PROBLEM TO SOLVE |
Your task is to filter the data below down to the lines holding "ylabel".

Dataset items
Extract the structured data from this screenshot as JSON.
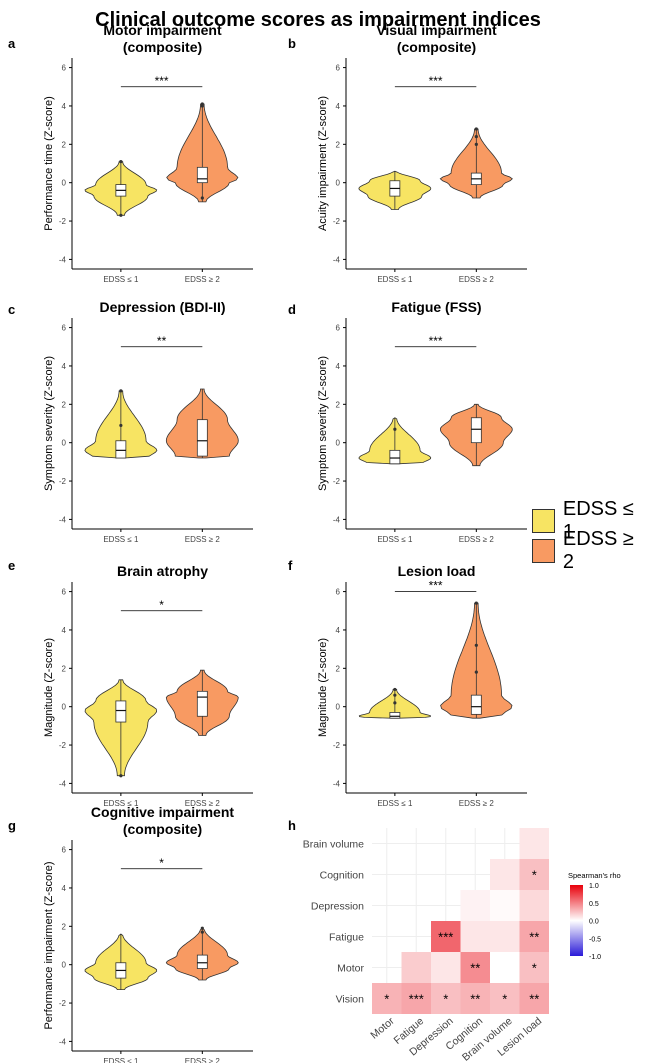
{
  "figure_title": "Clinical outcome scores as impairment indices",
  "colors": {
    "low": "#f7e463",
    "high": "#f89a62",
    "pos": "#e8000b",
    "neg": "#2a1ad8"
  },
  "legend": [
    {
      "label": "EDSS ≤ 1",
      "color": "#f7e463"
    },
    {
      "label": "EDSS ≥ 2",
      "color": "#f89a62"
    }
  ],
  "chart_data": [
    {
      "type": "violin",
      "panel": "a",
      "title": [
        "Motor impairment",
        "(composite)"
      ],
      "ylabel": "Performance time (Z-score)",
      "categories": [
        "EDSS ≤ 1",
        "EDSS ≥ 2"
      ],
      "ylim": [
        -4.5,
        6.5
      ],
      "yticks": [
        -4,
        -2,
        0,
        2,
        4,
        6
      ],
      "significance": "***",
      "groups": [
        {
          "min": -1.7,
          "q1": -0.7,
          "median": -0.4,
          "q3": -0.1,
          "max": 1.1,
          "outliers": [
            -1.7,
            1.1
          ]
        },
        {
          "min": -1.0,
          "q1": 0.0,
          "median": 0.2,
          "q3": 0.8,
          "max": 4.1,
          "outliers": [
            -0.8,
            4.0,
            4.1
          ]
        }
      ]
    },
    {
      "type": "violin",
      "panel": "b",
      "title": [
        "Visual impairment",
        "(composite)"
      ],
      "ylabel": "Acuity impairment (Z-score)",
      "categories": [
        "EDSS ≤ 1",
        "EDSS ≥ 2"
      ],
      "ylim": [
        -4.5,
        6.5
      ],
      "yticks": [
        -4,
        -2,
        0,
        2,
        4,
        6
      ],
      "significance": "***",
      "groups": [
        {
          "min": -1.4,
          "q1": -0.7,
          "median": -0.3,
          "q3": 0.1,
          "max": 0.6,
          "outliers": []
        },
        {
          "min": -0.8,
          "q1": -0.1,
          "median": 0.2,
          "q3": 0.5,
          "max": 2.8,
          "outliers": [
            2.0,
            2.4,
            2.8
          ]
        }
      ]
    },
    {
      "type": "violin",
      "panel": "c",
      "title": [
        "Depression (BDI-II)"
      ],
      "ylabel": "Symptom severity (Z-score)",
      "categories": [
        "EDSS ≤ 1",
        "EDSS ≥ 2"
      ],
      "ylim": [
        -4.5,
        6.5
      ],
      "yticks": [
        -4,
        -2,
        0,
        2,
        4,
        6
      ],
      "significance": "**",
      "groups": [
        {
          "min": -0.8,
          "q1": -0.8,
          "median": -0.4,
          "q3": 0.1,
          "max": 2.7,
          "outliers": [
            0.9,
            2.7
          ]
        },
        {
          "min": -0.8,
          "q1": -0.7,
          "median": 0.1,
          "q3": 1.2,
          "max": 2.8,
          "outliers": []
        }
      ]
    },
    {
      "type": "violin",
      "panel": "d",
      "title": [
        "Fatigue (FSS)"
      ],
      "ylabel": "Symptom severity (Z-score)",
      "categories": [
        "EDSS ≤ 1",
        "EDSS ≥ 2"
      ],
      "ylim": [
        -4.5,
        6.5
      ],
      "yticks": [
        -4,
        -2,
        0,
        2,
        4,
        6
      ],
      "significance": "***",
      "groups": [
        {
          "min": -1.1,
          "q1": -1.1,
          "median": -0.8,
          "q3": -0.4,
          "max": 1.3,
          "outliers": [
            0.7
          ]
        },
        {
          "min": -1.2,
          "q1": 0.0,
          "median": 0.7,
          "q3": 1.3,
          "max": 2.0,
          "outliers": []
        }
      ]
    },
    {
      "type": "violin",
      "panel": "e",
      "title": [
        "Brain atrophy"
      ],
      "ylabel": "Magnitude (Z-score)",
      "categories": [
        "EDSS ≤ 1",
        "EDSS ≥ 2"
      ],
      "ylim": [
        -4.5,
        6.5
      ],
      "yticks": [
        -4,
        -2,
        0,
        2,
        4,
        6
      ],
      "significance": "*",
      "groups": [
        {
          "min": -3.6,
          "q1": -0.8,
          "median": -0.2,
          "q3": 0.3,
          "max": 1.4,
          "outliers": [
            -3.6
          ]
        },
        {
          "min": -1.5,
          "q1": -0.5,
          "median": 0.5,
          "q3": 0.8,
          "max": 1.9,
          "outliers": []
        }
      ]
    },
    {
      "type": "violin",
      "panel": "f",
      "title": [
        "Lesion load"
      ],
      "ylabel": "Magnitude (Z-score)",
      "categories": [
        "EDSS ≤ 1",
        "EDSS ≥ 2"
      ],
      "ylim": [
        -4.5,
        6.5
      ],
      "yticks": [
        -4,
        -2,
        0,
        2,
        4,
        6
      ],
      "significance": "***",
      "groups": [
        {
          "min": -0.6,
          "q1": -0.6,
          "median": -0.5,
          "q3": -0.3,
          "max": 0.9,
          "outliers": [
            0.2,
            0.6,
            0.9
          ]
        },
        {
          "min": -0.6,
          "q1": -0.4,
          "median": 0.0,
          "q3": 0.6,
          "max": 5.4,
          "outliers": [
            1.8,
            3.2,
            5.4
          ]
        }
      ]
    },
    {
      "type": "violin",
      "panel": "g",
      "title": [
        "Cognitive impairment",
        "(composite)"
      ],
      "ylabel": "Performance impairment (Z-score)",
      "categories": [
        "EDSS ≤ 1",
        "EDSS ≥ 2"
      ],
      "ylim": [
        -4.5,
        6.5
      ],
      "yticks": [
        -4,
        -2,
        0,
        2,
        4,
        6
      ],
      "significance": "*",
      "groups": [
        {
          "min": -1.3,
          "q1": -0.7,
          "median": -0.3,
          "q3": 0.1,
          "max": 1.6,
          "outliers": []
        },
        {
          "min": -0.8,
          "q1": -0.2,
          "median": 0.1,
          "q3": 0.5,
          "max": 1.9,
          "outliers": [
            1.7,
            1.9
          ]
        }
      ]
    },
    {
      "type": "heatmap",
      "panel": "h",
      "x": [
        "Motor",
        "Fatigue",
        "Depression",
        "Cognition",
        "Brain volume",
        "Lesion load"
      ],
      "y": [
        "Vision",
        "Motor",
        "Fatigue",
        "Depression",
        "Cognition",
        "Brain volume"
      ],
      "legend_title": "Spearman's rho",
      "legend_ticks": [
        "1.0",
        "0.5",
        "0.0",
        "-0.5",
        "-1.0"
      ],
      "cells": [
        {
          "row": "Vision",
          "col": "Motor",
          "rho": 0.3,
          "sig": "*"
        },
        {
          "row": "Vision",
          "col": "Fatigue",
          "rho": 0.35,
          "sig": "***"
        },
        {
          "row": "Vision",
          "col": "Depression",
          "rho": 0.25,
          "sig": "*"
        },
        {
          "row": "Vision",
          "col": "Cognition",
          "rho": 0.3,
          "sig": "**"
        },
        {
          "row": "Vision",
          "col": "Brain volume",
          "rho": 0.25,
          "sig": "*"
        },
        {
          "row": "Vision",
          "col": "Lesion load",
          "rho": 0.35,
          "sig": "**"
        },
        {
          "row": "Motor",
          "col": "Fatigue",
          "rho": 0.2,
          "sig": ""
        },
        {
          "row": "Motor",
          "col": "Depression",
          "rho": 0.1,
          "sig": ""
        },
        {
          "row": "Motor",
          "col": "Cognition",
          "rho": 0.45,
          "sig": "**"
        },
        {
          "row": "Motor",
          "col": "Brain volume",
          "rho": 0.0,
          "sig": ""
        },
        {
          "row": "Motor",
          "col": "Lesion load",
          "rho": 0.25,
          "sig": "*"
        },
        {
          "row": "Fatigue",
          "col": "Depression",
          "rho": 0.6,
          "sig": "***"
        },
        {
          "row": "Fatigue",
          "col": "Cognition",
          "rho": 0.1,
          "sig": ""
        },
        {
          "row": "Fatigue",
          "col": "Brain volume",
          "rho": 0.1,
          "sig": ""
        },
        {
          "row": "Fatigue",
          "col": "Lesion load",
          "rho": 0.35,
          "sig": "**"
        },
        {
          "row": "Depression",
          "col": "Cognition",
          "rho": 0.05,
          "sig": ""
        },
        {
          "row": "Depression",
          "col": "Brain volume",
          "rho": 0.02,
          "sig": ""
        },
        {
          "row": "Depression",
          "col": "Lesion load",
          "rho": 0.15,
          "sig": ""
        },
        {
          "row": "Cognition",
          "col": "Brain volume",
          "rho": 0.1,
          "sig": ""
        },
        {
          "row": "Cognition",
          "col": "Lesion load",
          "rho": 0.25,
          "sig": "*"
        },
        {
          "row": "Brain volume",
          "col": "Lesion load",
          "rho": 0.1,
          "sig": ""
        }
      ]
    }
  ]
}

SOLUTION BELOW |
      "ylabel": "Performance time (Z-score)",
      "ylabel": "Acuity impairment (Z-score)",
      "ylabel": "Symptom severity (Z-score)",
      "ylabel": "Symptom severity (Z-score)",
      "ylabel": "Magnitude (Z-score)",
      "ylabel": "Magnitude (Z-score)",
      "ylabel": "Performance impairment (Z-score)",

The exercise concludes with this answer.